Extracts from a graphics dataset:
------
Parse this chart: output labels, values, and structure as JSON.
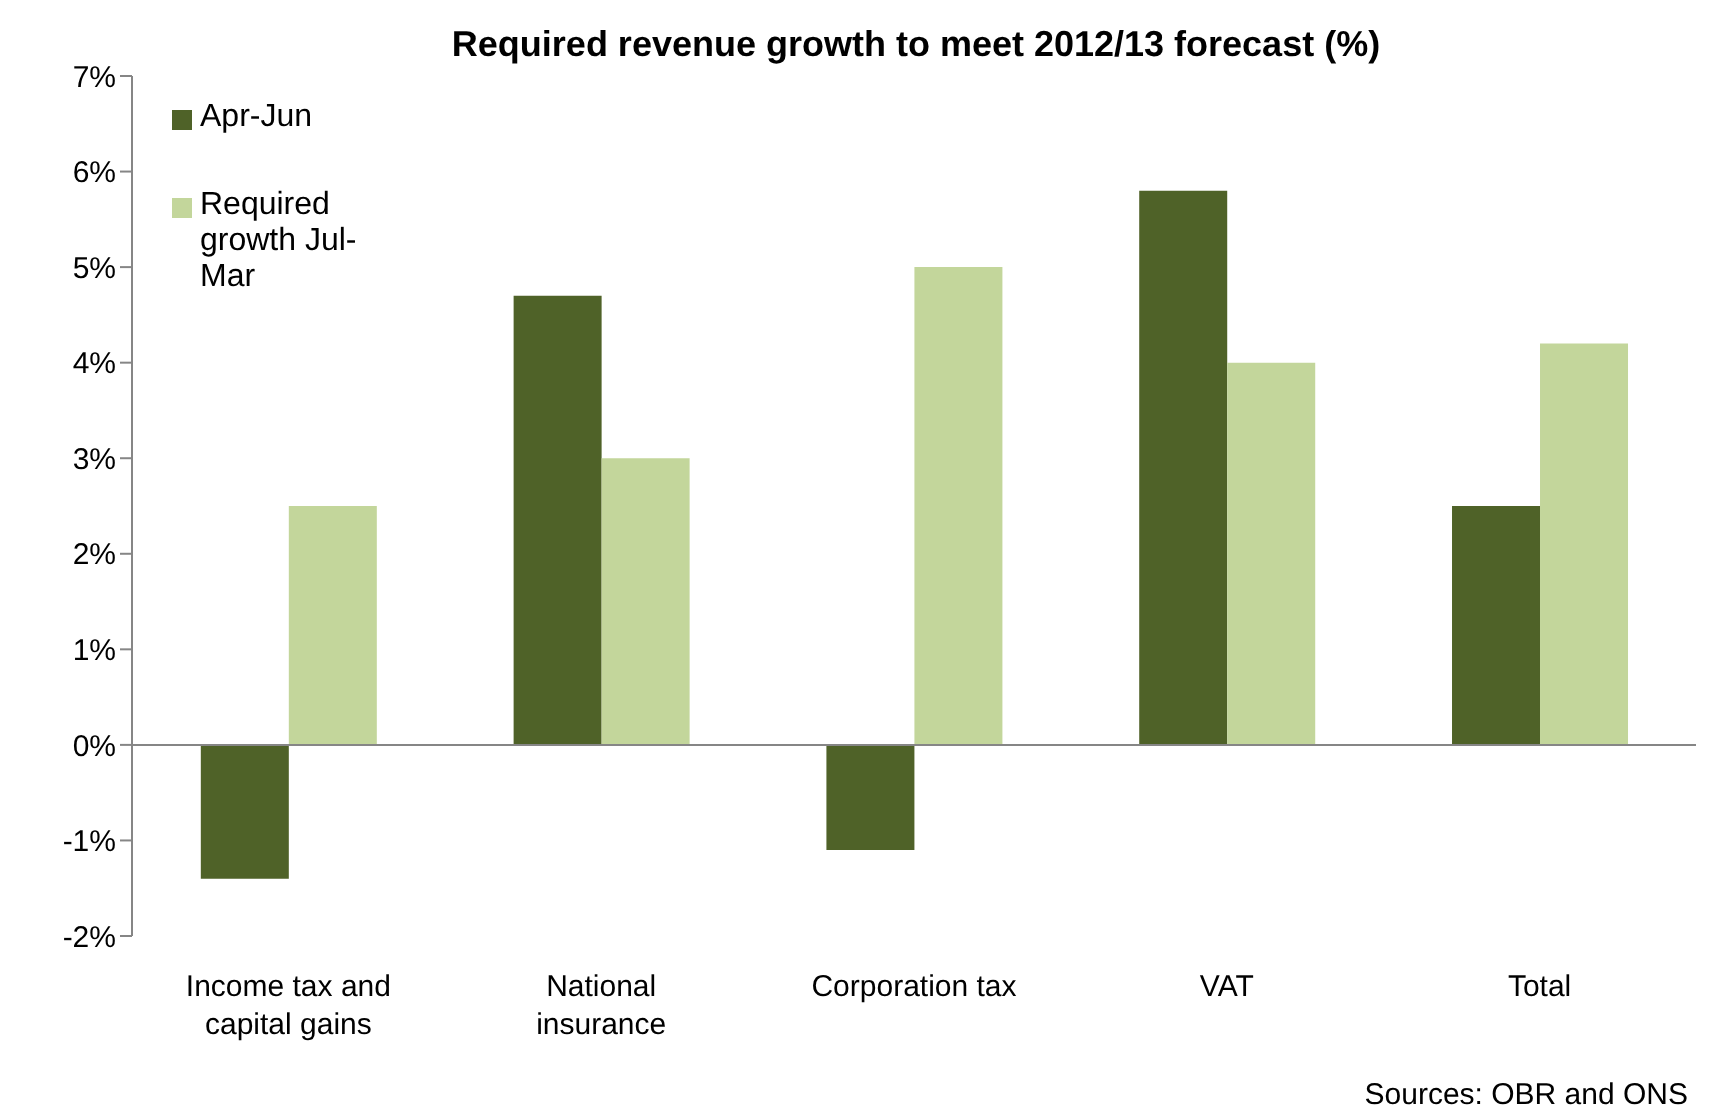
{
  "chart_data": {
    "type": "bar",
    "title": "Required revenue growth to meet 2012/13 forecast (%)",
    "categories": [
      "Income tax and capital gains",
      "National insurance",
      "Corporation tax",
      "VAT",
      "Total"
    ],
    "series": [
      {
        "name": "Apr-Jun",
        "color": "#4f6228",
        "values": [
          -1.4,
          4.7,
          -1.1,
          5.8,
          2.5
        ]
      },
      {
        "name": "Required growth Jul-Mar",
        "color": "#c3d69b",
        "values": [
          2.5,
          3.0,
          5.0,
          4.0,
          4.2
        ]
      }
    ],
    "ylim": [
      -2,
      7
    ],
    "yticks": [
      {
        "value": -2,
        "label": "-2%"
      },
      {
        "value": -1,
        "label": "-1%"
      },
      {
        "value": 0,
        "label": "0%"
      },
      {
        "value": 1,
        "label": "1%"
      },
      {
        "value": 2,
        "label": "2%"
      },
      {
        "value": 3,
        "label": "3%"
      },
      {
        "value": 4,
        "label": "4%"
      },
      {
        "value": 5,
        "label": "5%"
      },
      {
        "value": 6,
        "label": "6%"
      },
      {
        "value": 7,
        "label": "7%"
      }
    ],
    "ref_lines": [
      {
        "axis": "y",
        "value": 0,
        "color": "#868686"
      }
    ],
    "legend": "top left",
    "annotations": [
      "Sources: OBR and ONS"
    ]
  }
}
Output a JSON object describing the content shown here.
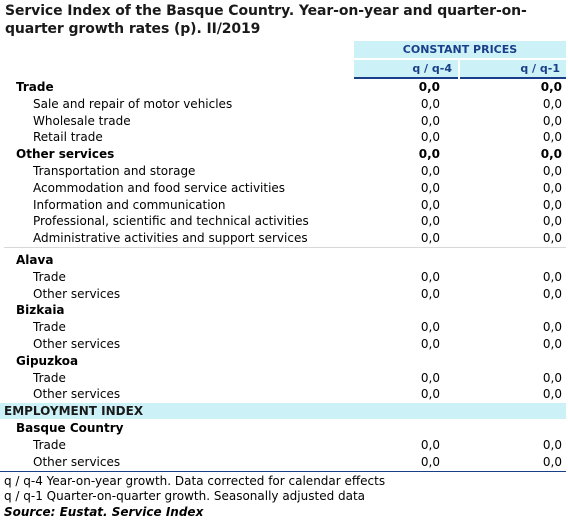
{
  "title": "Service Index of the Basque Country. Year-on-year and quarter-on-quarter growth rates (p). II/2019",
  "header": {
    "group": "CONSTANT PRICES",
    "col1": "q / q-4",
    "col2": "q / q-1"
  },
  "rows": [
    {
      "label": "Trade",
      "v1": "0,0",
      "v2": "0,0"
    },
    {
      "label": "Sale and repair of motor vehicles",
      "v1": "0,0",
      "v2": "0,0"
    },
    {
      "label": "Wholesale trade",
      "v1": "0,0",
      "v2": "0,0"
    },
    {
      "label": "Retail trade",
      "v1": "0,0",
      "v2": "0,0"
    },
    {
      "label": "Other services",
      "v1": "0,0",
      "v2": "0,0"
    },
    {
      "label": "Transportation and storage",
      "v1": "0,0",
      "v2": "0,0"
    },
    {
      "label": "Acommodation and food service activities",
      "v1": "0,0",
      "v2": "0,0"
    },
    {
      "label": "Information and communication",
      "v1": "0,0",
      "v2": "0,0"
    },
    {
      "label": "Professional, scientific and technical activities",
      "v1": "0,0",
      "v2": "0,0"
    },
    {
      "label": "Administrative activities and support services",
      "v1": "0,0",
      "v2": "0,0"
    },
    {
      "label": "Alava"
    },
    {
      "label": "Trade",
      "v1": "0,0",
      "v2": "0,0"
    },
    {
      "label": "Other services",
      "v1": "0,0",
      "v2": "0,0"
    },
    {
      "label": "Bizkaia"
    },
    {
      "label": "Trade",
      "v1": "0,0",
      "v2": "0,0"
    },
    {
      "label": "Other services",
      "v1": "0,0",
      "v2": "0,0"
    },
    {
      "label": "Gipuzkoa"
    },
    {
      "label": "Trade",
      "v1": "0,0",
      "v2": "0,0"
    },
    {
      "label": "Other services",
      "v1": "0,0",
      "v2": "0,0"
    }
  ],
  "employment": {
    "heading": "EMPLOYMENT INDEX",
    "rows": [
      {
        "label": "Basque Country"
      },
      {
        "label": "Trade",
        "v1": "0,0",
        "v2": "0,0"
      },
      {
        "label": "Other services",
        "v1": "0,0",
        "v2": "0,0"
      }
    ]
  },
  "footnotes": {
    "note1": "q / q-4 Year-on-year growth. Data corrected for calendar effects",
    "note2": "q / q-1 Quarter-on-quarter growth. Seasonally adjusted data",
    "source": "Source: Eustat. Service Index"
  },
  "colors": {
    "header_bg": "#ccf2f8",
    "header_text": "#1a3f8a"
  }
}
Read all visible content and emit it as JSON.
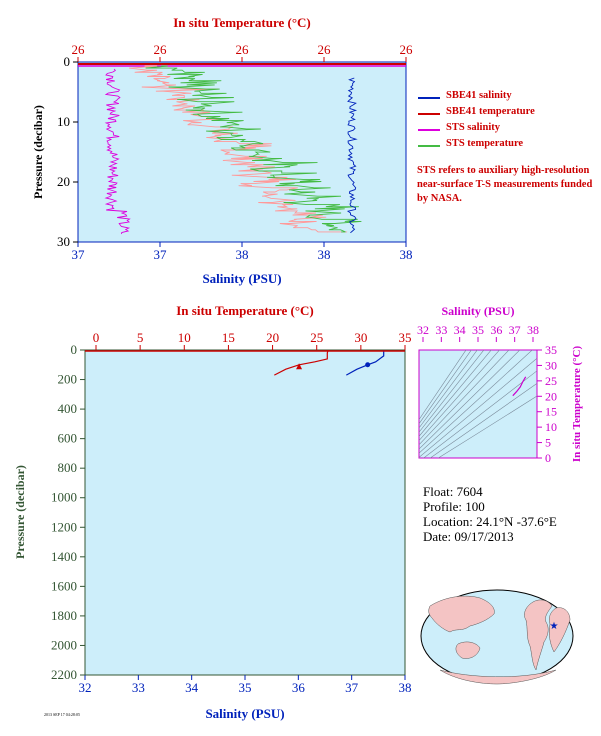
{
  "colors": {
    "salinity": "#0022bb",
    "temperature": "#cc0000",
    "sts_salinity": "#dd00dd",
    "sts_temperature": "#44bb44",
    "sts_temp_shadow": "#ff9999",
    "plot_bg": "#cdeefa",
    "pressure_axis": "#335533",
    "ts_axis": "#cc00cc"
  },
  "top_chart": {
    "temp_axis_label": "In situ Temperature (°C)",
    "temp_ticks": [
      "26",
      "26",
      "26",
      "26",
      "26"
    ],
    "sal_axis_label": "Salinity (PSU)",
    "sal_ticks": [
      "37",
      "37",
      "38",
      "38",
      "38"
    ],
    "pressure_label": "Pressure (decibar)",
    "pressure_ticks": [
      "0",
      "10",
      "20",
      "30"
    ]
  },
  "legend": [
    {
      "label": "SBE41 salinity",
      "color": "#0022bb"
    },
    {
      "label": "SBE41 temperature",
      "color": "#cc0000"
    },
    {
      "label": "STS salinity",
      "color": "#dd00dd"
    },
    {
      "label": "STS temperature",
      "color": "#44bb44"
    }
  ],
  "sts_note": "STS refers to auxiliary high-resolution near-surface T-S measurements funded by NASA.",
  "main_chart": {
    "temp_axis_label": "In situ Temperature (°C)",
    "temp_ticks": [
      "0",
      "5",
      "10",
      "15",
      "20",
      "25",
      "30",
      "35"
    ],
    "sal_axis_label": "Salinity (PSU)",
    "sal_ticks": [
      "32",
      "33",
      "34",
      "35",
      "36",
      "37",
      "38"
    ],
    "pressure_label": "Pressure (decibar)",
    "pressure_ticks": [
      "0",
      "200",
      "400",
      "600",
      "800",
      "1000",
      "1200",
      "1400",
      "1600",
      "1800",
      "2000",
      "2200"
    ]
  },
  "ts_chart": {
    "sal_axis_label": "Salinity (PSU)",
    "sal_ticks": [
      "32",
      "33",
      "34",
      "35",
      "36",
      "37",
      "38"
    ],
    "temp_axis_label": "In situ Temperature (°C)",
    "temp_ticks": [
      "0",
      "5",
      "10",
      "15",
      "20",
      "25",
      "30",
      "35"
    ]
  },
  "float_info": {
    "float": "Float:  7604",
    "profile": "Profile:  100",
    "location": "Location:  24.1°N  -37.6°E",
    "date": "Date:  09/17/2013"
  },
  "credit": "2013 SEP 17 04:28:05",
  "chart_data": [
    {
      "type": "line",
      "name": "near-surface profile",
      "ylim": [
        0,
        30
      ],
      "series": [
        {
          "name": "SBE41 salinity",
          "x": [
            38.4,
            38.4
          ],
          "y": [
            0,
            0.5
          ]
        },
        {
          "name": "SBE41 temperature",
          "x": [
            26.3,
            26.3
          ],
          "y": [
            0,
            0.5
          ]
        },
        {
          "name": "STS salinity",
          "x": [
            37.3,
            37.3,
            37.35,
            37.32,
            37.38,
            37.35,
            37.42
          ],
          "y": [
            1,
            5,
            10,
            15,
            20,
            25,
            28
          ]
        },
        {
          "name": "STS temperature",
          "x": [
            26.05,
            26.3,
            26.45,
            26.6,
            26.7,
            26.8,
            26.9
          ],
          "y": [
            1,
            5,
            10,
            15,
            20,
            25,
            28
          ]
        }
      ]
    },
    {
      "type": "line",
      "name": "full profile",
      "ylim": [
        2200,
        0
      ],
      "xlim_temperature": [
        0,
        35
      ],
      "xlim_salinity": [
        32,
        38
      ],
      "series": [
        {
          "name": "temperature",
          "x": [
            26.3,
            26.2,
            26.2,
            24.8,
            23.0,
            21.5,
            20.2
          ],
          "y": [
            0,
            20,
            60,
            80,
            100,
            130,
            170
          ]
        },
        {
          "name": "salinity",
          "x": [
            37.6,
            37.6,
            37.45,
            37.3,
            37.1,
            36.9
          ],
          "y": [
            0,
            40,
            80,
            100,
            130,
            170
          ]
        }
      ]
    },
    {
      "type": "scatter",
      "name": "T-S diagram",
      "xlim": [
        32,
        38
      ],
      "ylim": [
        0,
        35
      ],
      "series": [
        {
          "name": "T-S",
          "x": [
            36.9,
            37.1,
            37.3,
            37.45,
            37.6
          ],
          "y": [
            20.2,
            21.5,
            23.0,
            24.8,
            26.3
          ]
        }
      ]
    }
  ]
}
------
### AIM OF THE EXERCISE
Point out every line holding the string "name" and copy it.

### TASK ANSWER
        "name": "Apr-Jun",
        "name": "Required growth Jul-Mar",
      "name": "near-surface profile",
          "name": "SBE41 salinity",
          "name": "SBE41 temperature",
          "name": "STS salinity",
          "name": "STS temperature",
      "name": "full profile",
          "name": "temperature",
          "name": "salinity",
      "name": "T-S diagram",
          "name": "T-S",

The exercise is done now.